>> Begin MATERIAL FOR THE TASK
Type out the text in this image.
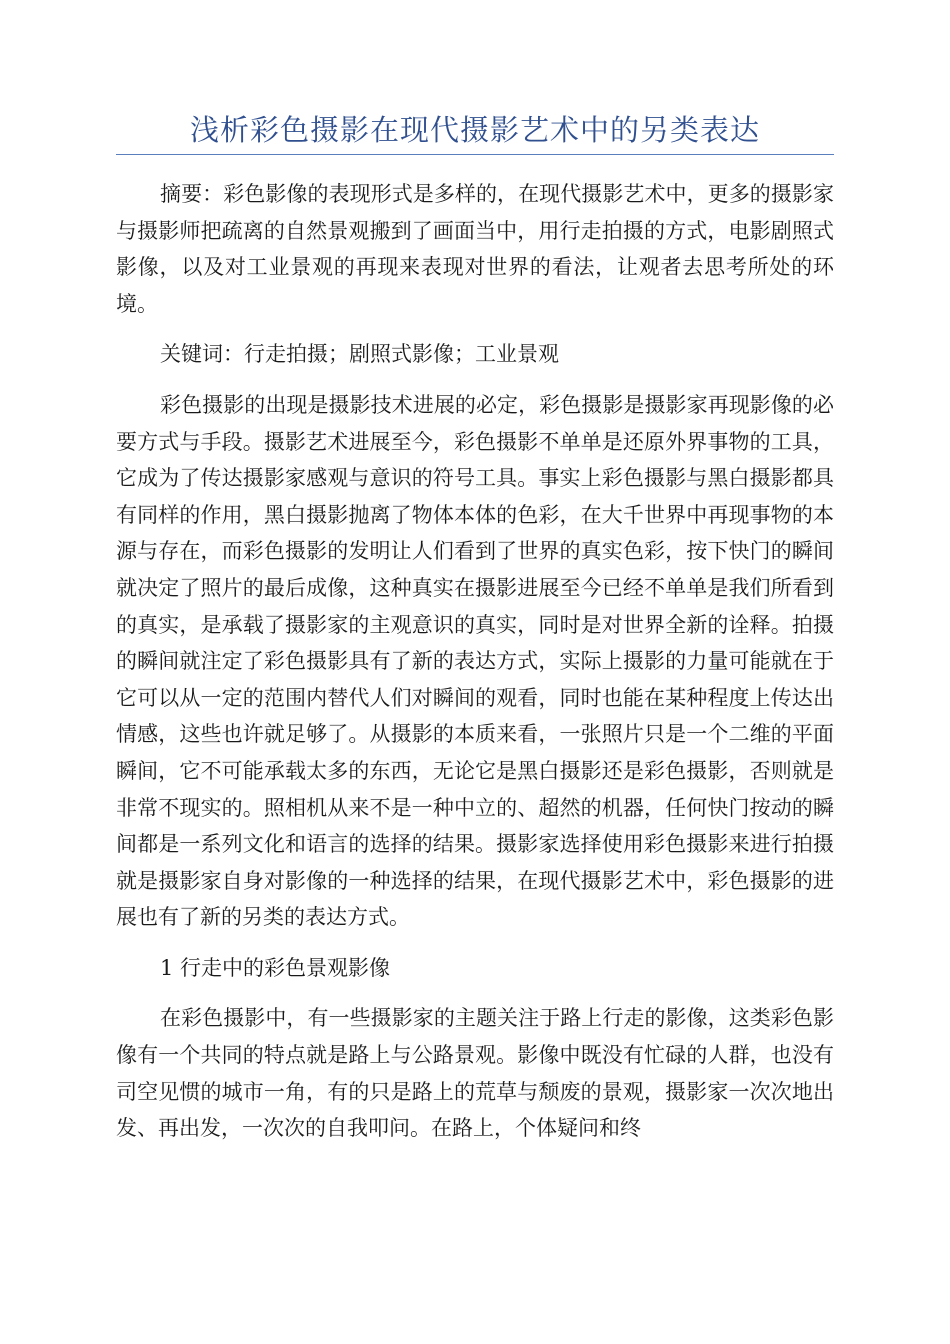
浅析彩色摄影在现代摄影艺术中的另类表达

摘要：彩色影像的表现形式是多样的，在现代摄影艺术中，更多的摄影家与摄影师把疏离的自然景观搬到了画面当中，用行走拍摄的方式，电影剧照式影像，以及对工业景观的再现来表现对世界的看法，让观者去思考所处的环境。

关键词：行走拍摄；剧照式影像；工业景观

彩色摄影的出现是摄影技术进展的必定，彩色摄影是摄影家再现影像的必要方式与手段。摄影艺术进展至今，彩色摄影不单单是还原外界事物的工具，它成为了传达摄影家感观与意识的符号工具。事实上彩色摄影与黑白摄影都具有同样的作用，黑白摄影抛离了物体本体的色彩，在大千世界中再现事物的本源与存在，而彩色摄影的发明让人们看到了世界的真实色彩，按下快门的瞬间就决定了照片的最后成像，这种真实在摄影进展至今已经不单单是我们所看到的真实，是承载了摄影家的主观意识的真实，同时是对世界全新的诠释。拍摄的瞬间就注定了彩色摄影具有了新的表达方式，实际上摄影的力量可能就在于它可以从一定的范围内替代人们对瞬间的观看，同时也能在某种程度上传达出情感，这些也许就足够了。从摄影的本质来看，一张照片只是一个二维的平面瞬间，它不可能承载太多的东西，无论它是黑白摄影还是彩色摄影，否则就是非常不现实的。照相机从来不是一种中立的、超然的机器，任何快门按动的瞬间都是一系列文化和语言的选择的结果。摄影家选择使用彩色摄影来进行拍摄就是摄影家自身对影像的一种选择的结果，在现代摄影艺术中，彩色摄影的进展也有了新的另类的表达方式。

1 行走中的彩色景观影像

在彩色摄影中，有一些摄影家的主题关注于路上行走的影像，这类彩色影像有一个共同的特点就是路上与公路景观。影像中既没有忙碌的人群，也没有司空见惯的城市一角，有的只是路上的荒草与颓废的景观，摄影家一次次地出发、再出发，一次次的自我叩问。在路上，个体疑问和终
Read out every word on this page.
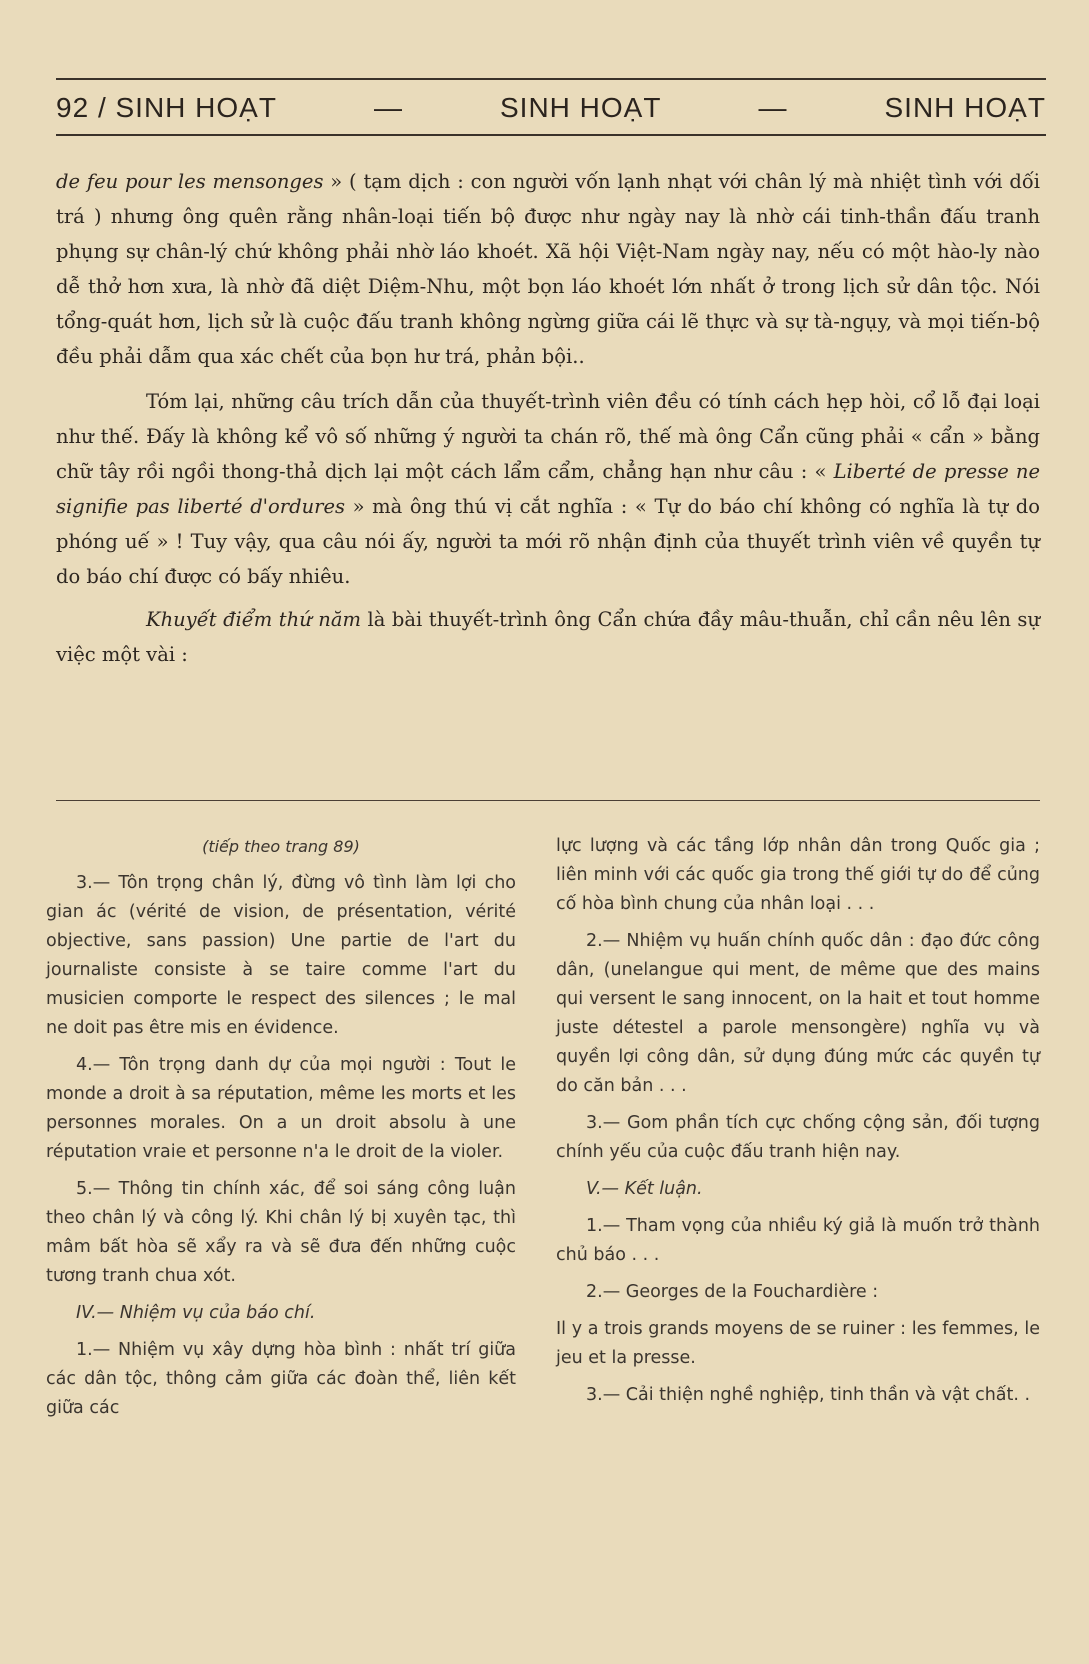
92 / SINH HOẠT	—	SINH HOẠT	—	SINH HOẠT

de feu pour les mensonges » ( tạm dịch : con người vốn lạnh nhạt với chân lý mà nhiệt tình với dối trá ) nhưng ông quên rằng nhân-loại tiến bộ được như ngày nay là nhờ cái tinh-thần đấu tranh phụng sự chân-lý chứ không phải nhờ láo khoét. Xã hội Việt-Nam ngày nay, nếu có một hào-ly nào dễ thở hơn xưa, là nhờ đã diệt Diệm-Nhu, một bọn láo khoét lớn nhất ở trong lịch sử dân tộc. Nói tổng-quát hơn, lịch sử là cuộc đấu tranh không ngừng giữa cái lẽ thực và sự tà-ngụy, và mọi tiến-bộ đều phải dẫm qua xác chết của bọn hư trá, phản bội..

Tóm lại, những câu trích dẫn của thuyết-trình viên đều có tính cách hẹp hòi, cổ lỗ đại loại như thế. Đấy là không kể vô số những ý người ta chán rõ, thế mà ông Cẩn cũng phải « cẩn » bằng chữ tây rồi ngồi thong-thả dịch lại một cách lẩm cẩm, chẳng hạn như câu : « Liberté de presse ne signifie pas liberté d'ordures » mà ông thú vị cắt nghĩa : « Tự do báo chí không có nghĩa là tự do phóng uế » ! Tuy vậy, qua câu nói ấy, người ta mới rõ nhận định của thuyết trình viên về quyền tự do báo chí được có bấy nhiêu.

Khuyết điểm thứ năm là bài thuyết-trình ông Cẩn chứa đầy mâu-thuẫn, chỉ cần nêu lên sự việc một vài :

(tiếp theo trang 89)

3.— Tôn trọng chân lý, đừng vô tình làm lợi cho gian ác (vérité de vision, de présentation, vérité objective, sans passion) Une partie de l'art du journaliste consiste à se taire comme l'art du musicien comporte le respect des silences ; le mal ne doit pas être mis en évidence.

4.— Tôn trọng danh dự của mọi người : Tout le monde a droit à sa réputation, même les morts et les personnes morales. On a un droit absolu à une réputation vraie et personne n'a le droit de la violer.

5.— Thông tin chính xác, để soi sáng công luận theo chân lý và công lý. Khi chân lý bị xuyên tạc, thì mâm bất hòa sẽ xẩy ra và sẽ đưa đến những cuộc tương tranh chua xót.

IV.— Nhiệm vụ của báo chí.

1.— Nhiệm vụ xây dựng hòa bình : nhất trí giữa các dân tộc, thông cảm giữa các đoàn thể, liên kết giữa các

lực lượng và các tầng lớp nhân dân trong Quốc gia ; liên minh với các quốc gia trong thế giới tự do để củng cố hòa bình chung của nhân loại . . .

2.— Nhiệm vụ huấn chính quốc dân : đạo đức công dân, (unelangue qui ment, de même que des mains qui versent le sang innocent, on la hait et tout homme juste détestel a parole mensongère) nghĩa vụ và quyền lợi công dân, sử dụng đúng mức các quyền tự do căn bản . . .

3.— Gom phần tích cực chống cộng sản, đối tượng chính yếu của cuộc đấu tranh hiện nay.

V.— Kết luận.

1.— Tham vọng của nhiều ký giả là muốn trở thành chủ báo . . .

2.— Georges de la Fouchardière :

Il y a trois grands moyens de se ruiner : les femmes, le jeu et la presse.

3.— Cải thiện nghề nghiệp, tinh thần và vật chất. .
>> End MATERIAL FOR THE TASK
*EXERCISE REQUIREMENTS*. Copy the records above exactly. The pictures are not part of the copy.

*EXERCISE SOLUTION*.
Type out the text in this image.
浅析彩色摄影在现代摄影艺术中的另类表达

摘要：彩色影像的表现形式是多样的，在现代摄影艺术中，更多的摄影家与摄影师把疏离的自然景观搬到了画面当中，用行走拍摄的方式，电影剧照式影像，以及对工业景观的再现来表现对世界的看法，让观者去思考所处的环境。

关键词：行走拍摄；剧照式影像；工业景观

彩色摄影的出现是摄影技术进展的必定，彩色摄影是摄影家再现影像的必要方式与手段。摄影艺术进展至今，彩色摄影不单单是还原外界事物的工具，它成为了传达摄影家感观与意识的符号工具。事实上彩色摄影与黑白摄影都具有同样的作用，黑白摄影抛离了物体本体的色彩，在大千世界中再现事物的本源与存在，而彩色摄影的发明让人们看到了世界的真实色彩，按下快门的瞬间就决定了照片的最后成像，这种真实在摄影进展至今已经不单单是我们所看到的真实，是承载了摄影家的主观意识的真实，同时是对世界全新的诠释。拍摄的瞬间就注定了彩色摄影具有了新的表达方式，实际上摄影的力量可能就在于它可以从一定的范围内替代人们对瞬间的观看，同时也能在某种程度上传达出情感，这些也许就足够了。从摄影的本质来看，一张照片只是一个二维的平面瞬间，它不可能承载太多的东西，无论它是黑白摄影还是彩色摄影，否则就是非常不现实的。照相机从来不是一种中立的、超然的机器，任何快门按动的瞬间都是一系列文化和语言的选择的结果。摄影家选择使用彩色摄影来进行拍摄就是摄影家自身对影像的一种选择的结果，在现代摄影艺术中，彩色摄影的进展也有了新的另类的表达方式。

1 行走中的彩色景观影像

在彩色摄影中，有一些摄影家的主题关注于路上行走的影像，这类彩色影像有一个共同的特点就是路上与公路景观。影像中既没有忙碌的人群，也没有司空见惯的城市一角，有的只是路上的荒草与颓废的景观，摄影家一次次地出发、再出发，一次次的自我叩问。在路上，个体疑问和终
Read out every word on this page.
92 / SINH HOẠT	—	SINH HOẠT	—	SINH HOẠT

de feu pour les mensonges » ( tạm dịch : con người vốn lạnh nhạt với chân lý mà nhiệt tình với dối trá ) nhưng ông quên rằng nhân-loại tiến bộ được như ngày nay là nhờ cái tinh-thần đấu tranh phụng sự chân-lý chứ không phải nhờ láo khoét. Xã hội Việt-Nam ngày nay, nếu có một hào-ly nào dễ thở hơn xưa, là nhờ đã diệt Diệm-Nhu, một bọn láo khoét lớn nhất ở trong lịch sử dân tộc. Nói tổng-quát hơn, lịch sử là cuộc đấu tranh không ngừng giữa cái lẽ thực và sự tà-ngụy, và mọi tiến-bộ đều phải dẫm qua xác chết của bọn hư trá, phản bội..

Tóm lại, những câu trích dẫn của thuyết-trình viên đều có tính cách hẹp hòi, cổ lỗ đại loại như thế. Đấy là không kể vô số những ý người ta chán rõ, thế mà ông Cẩn cũng phải « cẩn » bằng chữ tây rồi ngồi thong-thả dịch lại một cách lẩm cẩm, chẳng hạn như câu : « Liberté de presse ne signifie pas liberté d'ordures » mà ông thú vị cắt nghĩa : « Tự do báo chí không có nghĩa là tự do phóng uế » ! Tuy vậy, qua câu nói ấy, người ta mới rõ nhận định của thuyết trình viên về quyền tự do báo chí được có bấy nhiêu.

Khuyết điểm thứ năm là bài thuyết-trình ông Cẩn chứa đầy mâu-thuẫn, chỉ cần nêu lên sự việc một vài :

(tiếp theo trang 89)

3.— Tôn trọng chân lý, đừng vô tình làm lợi cho gian ác (vérité de vision, de présentation, vérité objective, sans passion) Une partie de l'art du journaliste consiste à se taire comme l'art du musicien comporte le respect des silences ; le mal ne doit pas être mis en évidence.

4.— Tôn trọng danh dự của mọi người : Tout le monde a droit à sa réputation, même les morts et les personnes morales. On a un droit absolu à une réputation vraie et personne n'a le droit de la violer.

5.— Thông tin chính xác, để soi sáng công luận theo chân lý và công lý. Khi chân lý bị xuyên tạc, thì mâm bất hòa sẽ xẩy ra và sẽ đưa đến những cuộc tương tranh chua xót.

IV.— Nhiệm vụ của báo chí.

1.— Nhiệm vụ xây dựng hòa bình : nhất trí giữa các dân tộc, thông cảm giữa các đoàn thể, liên kết giữa các

lực lượng và các tầng lớp nhân dân trong Quốc gia ; liên minh với các quốc gia trong thế giới tự do để củng cố hòa bình chung của nhân loại . . .

2.— Nhiệm vụ huấn chính quốc dân : đạo đức công dân, (unelangue qui ment, de même que des mains qui versent le sang innocent, on la hait et tout homme juste détestel a parole mensongère) nghĩa vụ và quyền lợi công dân, sử dụng đúng mức các quyền tự do căn bản . . .

3.— Gom phần tích cực chống cộng sản, đối tượng chính yếu của cuộc đấu tranh hiện nay.

V.— Kết luận.

1.— Tham vọng của nhiều ký giả là muốn trở thành chủ báo . . .

2.— Georges de la Fouchardière :

Il y a trois grands moyens de se ruiner : les femmes, le jeu et la presse.

3.— Cải thiện nghề nghiệp, tinh thần và vật chất. .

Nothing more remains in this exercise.